DIRECTIONS
Go through the records line by line and work out how many lines hold the word "saqlangan". Answer with the number only.

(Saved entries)

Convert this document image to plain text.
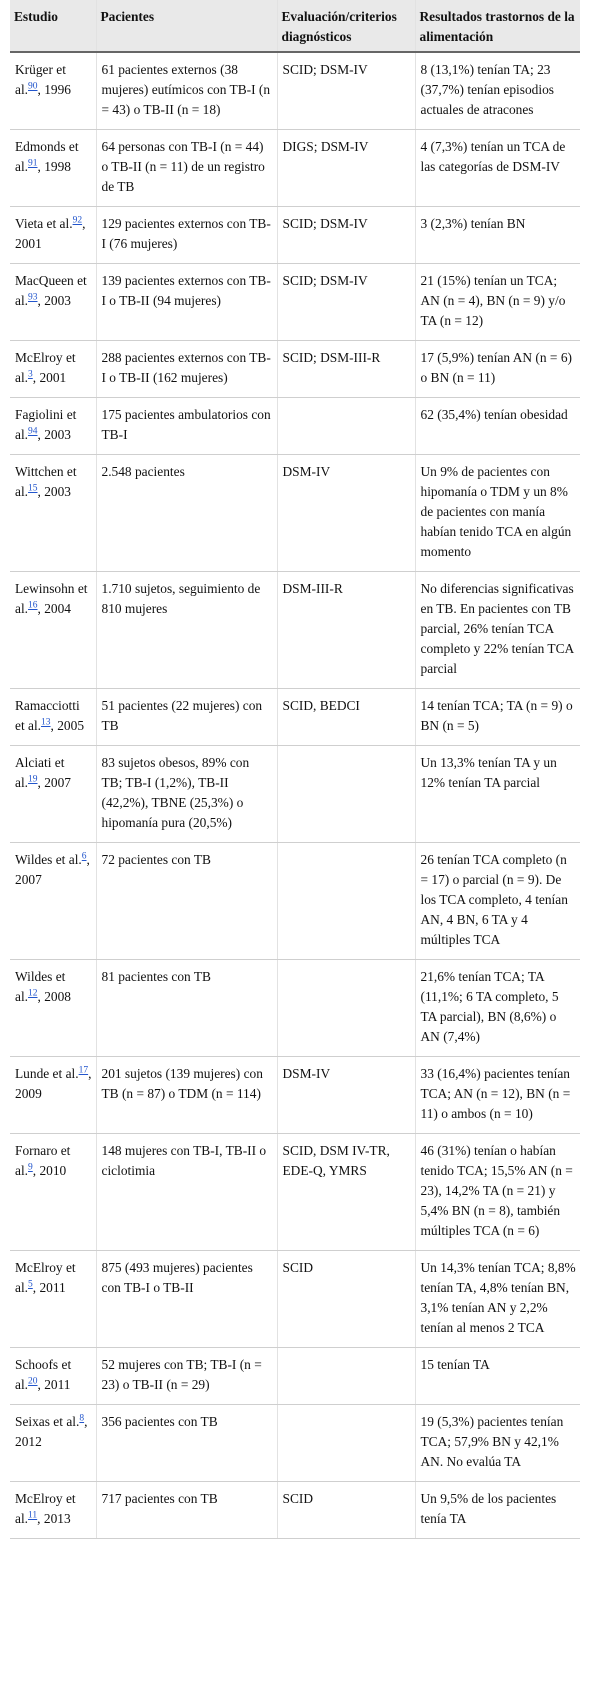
Estudio	Pacientes	Evaluación/criterios diagnósticos	Resultados trastornos de la alimentación
Krüger et al.$^{90}$, 1996	61 pacientes externos (38 mujeres) eutímicos con TB-I (n = 43) o TB-II (n = 18)	SCID; DSM-IV	8 (13,1%) tenían TA; 23 (37,7%) tenían episodios actuales de atracones
Edmonds et al.$^{91}$, 1998	64 personas con TB-I (n = 44) o TB-II (n = 11) de un registro de TB	DIGS; DSM-IV	4 (7,3%) tenían un TCA de las categorías de DSM-IV
Vieta et al.$^{92}$, 2001	129 pacientes externos con TB-I (76 mujeres)	SCID; DSM-IV	3 (2,3%) tenían BN
MacQueen et al.$^{93}$, 2003	139 pacientes externos con TB-I o TB-II (94 mujeres)	SCID; DSM-IV	21 (15%) tenían un TCA; AN (n = 4), BN (n = 9) y/o TA (n = 12)
McElroy et al.$^3$, 2001	288 pacientes externos con TB-I o TB-II (162 mujeres)	SCID; DSM-III-R	17 (5,9%) tenían AN (n = 6) o BN (n = 11)
Fagiolini et al.$^{94}$, 2003	175 pacientes ambulatorios con TB-I		62 (35,4%) tenían obesidad
Wittchen et al.$^{15}$, 2003	2.548 pacientes	DSM-IV	Un 9% de pacientes con hipomanía o TDM y un 8% de pacientes con manía habían tenido TCA en algún momento
Lewinsohn et al.$^{16}$, 2004	1.710 sujetos, seguimiento de 810 mujeres	DSM-III-R	No diferencias significativas en TB. En pacientes con TB parcial, 26% tenían TCA completo y 22% tenían TCA parcial
Ramacciotti et al.$^{13}$, 2005	51 pacientes (22 mujeres) con TB	SCID, BEDCI	14 tenían TCA; TA (n = 9) o BN (n = 5)
Alciati et al.$^{19}$, 2007	83 sujetos obesos, 89% con TB; TB-I (1,2%), TB-II (42,2%), TBNE (25,3%) o hipomanía pura (20,5%)		Un 13,3% tenían TA y un 12% tenían TA parcial
Wildes et al.$^6$, 2007	72 pacientes con TB		26 tenían TCA completo (n = 17) o parcial (n = 9). De los TCA completo, 4 tenían AN, 4 BN, 6 TA y 4 múltiples TCA
Wildes et al.$^{12}$, 2008	81 pacientes con TB		21,6% tenían TCA; TA (11,1%; 6 TA completo, 5 TA parcial), BN (8,6%) o AN (7,4%)
Lunde et al.$^{17}$, 2009	201 sujetos (139 mujeres) con TB (n = 87) o TDM (n = 114)	DSM-IV	33 (16,4%) pacientes tenían TCA; AN (n = 12), BN (n = 11) o ambos (n = 10)
Fornaro et al.$^9$, 2010	148 mujeres con TB-I, TB-II o ciclotimia	SCID, DSM IV-TR, EDE-Q, YMRS	46 (31%) tenían o habían tenido TCA; 15,5% AN (n = 23), 14,2% TA (n = 21) y 5,4% BN (n = 8), también múltiples TCA (n = 6)
McElroy et al.$^5$, 2011	875 (493 mujeres) pacientes con TB-I o TB-II	SCID	Un 14,3% tenían TCA; 8,8% tenían TA, 4,8% tenían BN, 3,1% tenían AN y 2,2% tenían al menos 2 TCA
Schoofs et al.$^{20}$, 2011	52 mujeres con TB; TB-I (n = 23) o TB-II (n = 29)		15 tenían TA
Seixas et al.$^8$, 2012	356 pacientes con TB		19 (5,3%) pacientes tenían TCA; 57,9% BN y 42,1% AN. No evalúa TA
McElroy et al.$^{11}$, 2013	717 pacientes con TB	SCID	Un 9,5% de los pacientes tenía TA
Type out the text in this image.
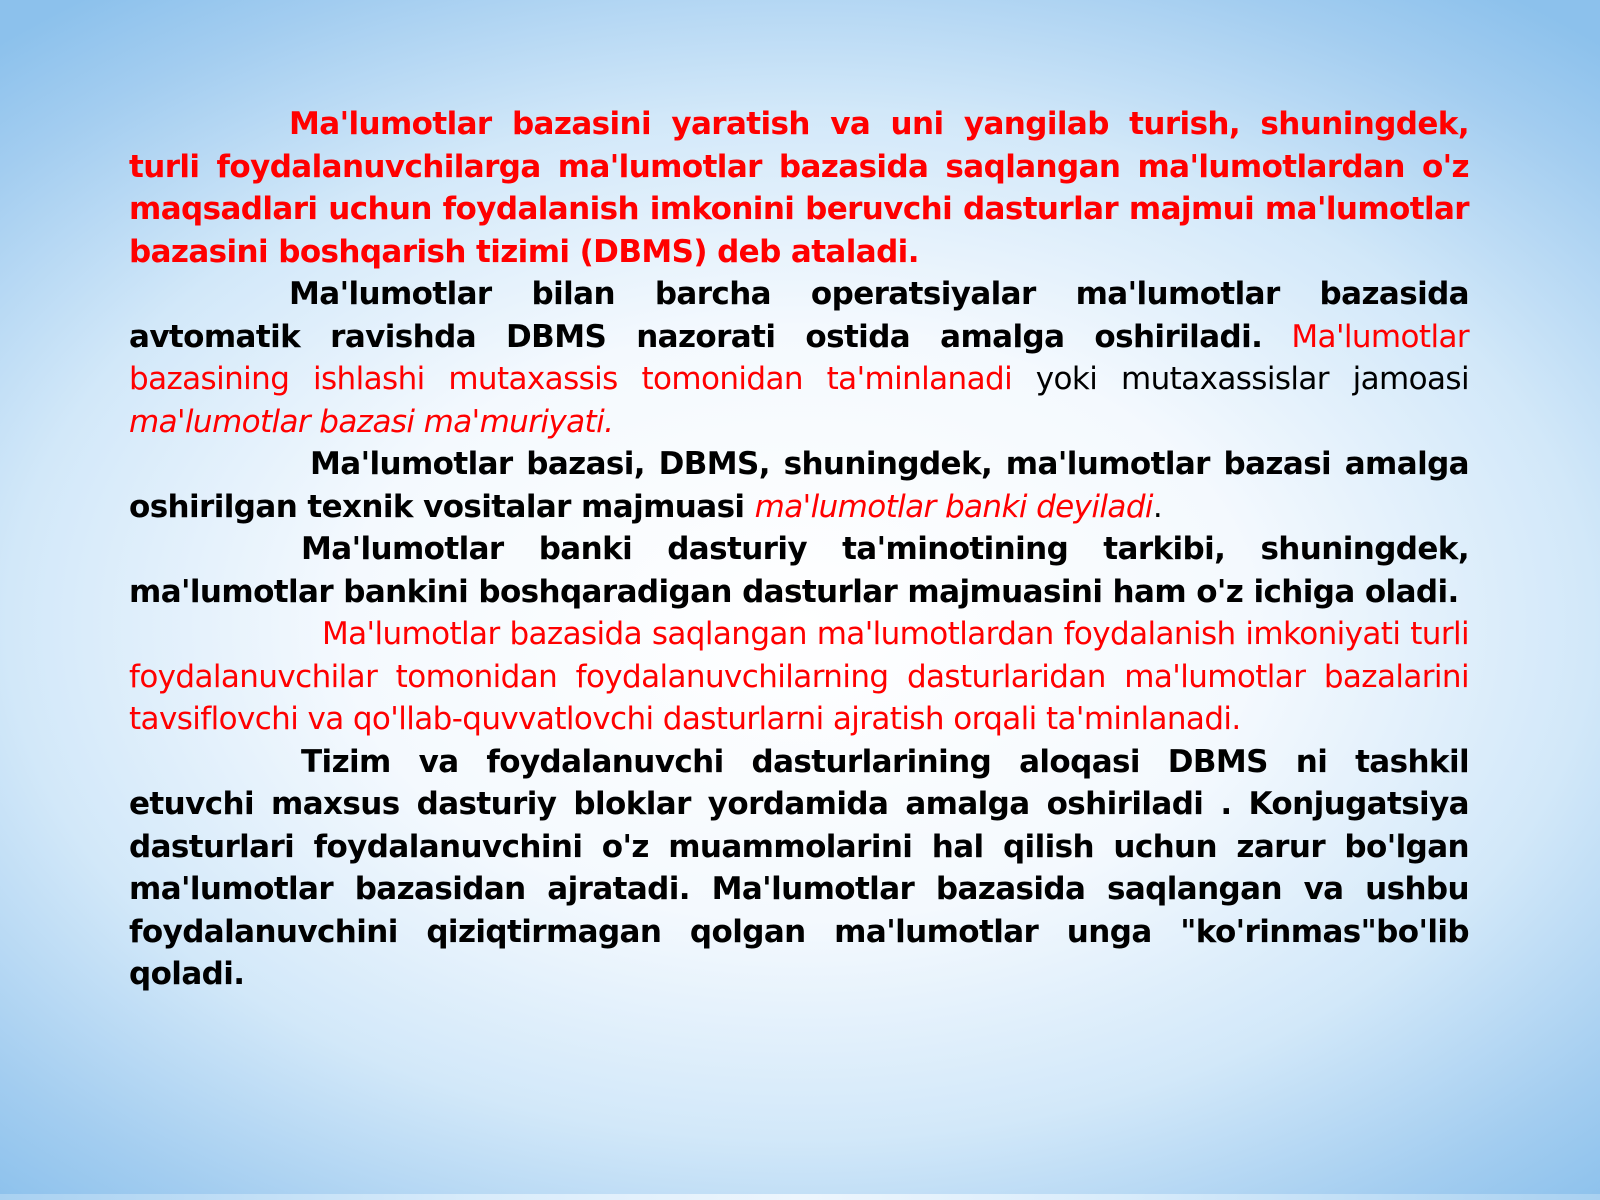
Ma'lumotlar bazasini yaratish va uni yangilab turish, shuningdek, turli foydalanuvchilarga ma'lumotlar bazasida saqlangan ma'lumotlardan o'z maqsadlari uchun foydalanish imkonini beruvchi dasturlar majmui ma'lumotlar bazasini boshqarish tizimi (DBMS) deb ataladi.

Ma'lumotlar bilan barcha operatsiyalar ma'lumotlar bazasida avtomatik ravishda DBMS nazorati ostida amalga oshiriladi. Ma'lumotlar bazasining ishlashi mutaxassis tomonidan ta'minlanadi yoki mutaxassislar jamoasi ma'lumotlar bazasi ma'muriyati.

Ma'lumotlar bazasi, DBMS, shuningdek, ma'lumotlar bazasi amalga oshirilgan texnik vositalar majmuasi ma'lumotlar banki deyiladi.

Ma'lumotlar banki dasturiy ta'minotining tarkibi, shuningdek, ma'lumotlar bankini boshqaradigan dasturlar majmuasini ham o'z ichiga oladi.

Ma'lumotlar bazasida saqlangan ma'lumotlardan foydalanish imkoniyati turli foydalanuvchilar tomonidan foydalanuvchilarning dasturlaridan ma'lumotlar bazalarini tavsiflovchi va qo'llab-quvvatlovchi dasturlarni ajratish orqali ta'minlanadi.

Tizim va foydalanuvchi dasturlarining aloqasi DBMS ni tashkil etuvchi maxsus dasturiy bloklar yordamida amalga oshiriladi . Konjugatsiya dasturlari foydalanuvchini o'z muammolarini hal qilish uchun zarur bo'lgan ma'lumotlar bazasidan ajratadi. Ma'lumotlar bazasida saqlangan va ushbu foydalanuvchini qiziqtirmagan qolgan ma'lumotlar unga "ko'rinmas"bo'lib qoladi.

SOLUTION TO THE PROBLEM
3